[Collected data]
--- --- ---

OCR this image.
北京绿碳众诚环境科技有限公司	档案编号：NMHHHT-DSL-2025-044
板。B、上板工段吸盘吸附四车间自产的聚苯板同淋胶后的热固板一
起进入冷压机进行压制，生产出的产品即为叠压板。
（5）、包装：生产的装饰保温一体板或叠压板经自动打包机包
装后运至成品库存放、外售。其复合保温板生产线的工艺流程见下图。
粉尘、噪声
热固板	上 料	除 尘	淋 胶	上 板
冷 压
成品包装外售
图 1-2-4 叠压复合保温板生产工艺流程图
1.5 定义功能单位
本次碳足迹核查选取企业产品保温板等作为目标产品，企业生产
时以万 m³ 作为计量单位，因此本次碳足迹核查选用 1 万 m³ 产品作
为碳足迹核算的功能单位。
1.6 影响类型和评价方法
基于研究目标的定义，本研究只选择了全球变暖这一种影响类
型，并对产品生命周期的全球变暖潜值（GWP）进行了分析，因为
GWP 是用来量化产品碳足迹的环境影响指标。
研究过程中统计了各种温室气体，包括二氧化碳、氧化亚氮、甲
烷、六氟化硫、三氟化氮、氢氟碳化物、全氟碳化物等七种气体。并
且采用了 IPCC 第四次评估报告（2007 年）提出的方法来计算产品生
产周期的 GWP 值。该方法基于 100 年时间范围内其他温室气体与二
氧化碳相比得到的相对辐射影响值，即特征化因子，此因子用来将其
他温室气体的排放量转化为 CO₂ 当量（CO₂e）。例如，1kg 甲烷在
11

--- --- ---

Extract the full listing above without altering anything.

OCR this image.
北京绿碳众诚环境科技有限公司	档案编号：NMHHHT-DSL-2025-044
板。B、上板工段吸盘吸附四车间自产的聚苯板同淋胶后的热固板一
起进入冷压机进行压制，生产出的产品即为叠压板。
（5）、包装：生产的装饰保温一体板或叠压板经自动打包机包
装后运至成品库存放、外售。其复合保温板生产线的工艺流程见下图。
粉尘、噪声
热固板	上 料	除 尘	淋 胶	上 板
冷 压
成品包装外售
图 1-2-4 叠压复合保温板生产工艺流程图
1.5 定义功能单位
本次碳足迹核查选取企业产品保温板等作为目标产品，企业生产
时以万 m³ 作为计量单位，因此本次碳足迹核查选用 1 万 m³ 产品作
为碳足迹核算的功能单位。
1.6 影响类型和评价方法
基于研究目标的定义，本研究只选择了全球变暖这一种影响类
型，并对产品生命周期的全球变暖潜值（GWP）进行了分析，因为
GWP 是用来量化产品碳足迹的环境影响指标。
研究过程中统计了各种温室气体，包括二氧化碳、氧化亚氮、甲
烷、六氟化硫、三氟化氮、氢氟碳化物、全氟碳化物等七种气体。并
且采用了 IPCC 第四次评估报告（2007 年）提出的方法来计算产品生
产周期的 GWP 值。该方法基于 100 年时间范围内其他温室气体与二
氧化碳相比得到的相对辐射影响值，即特征化因子，此因子用来将其
他温室气体的排放量转化为 CO₂ 当量（CO₂e）。例如，1kg 甲烷在
11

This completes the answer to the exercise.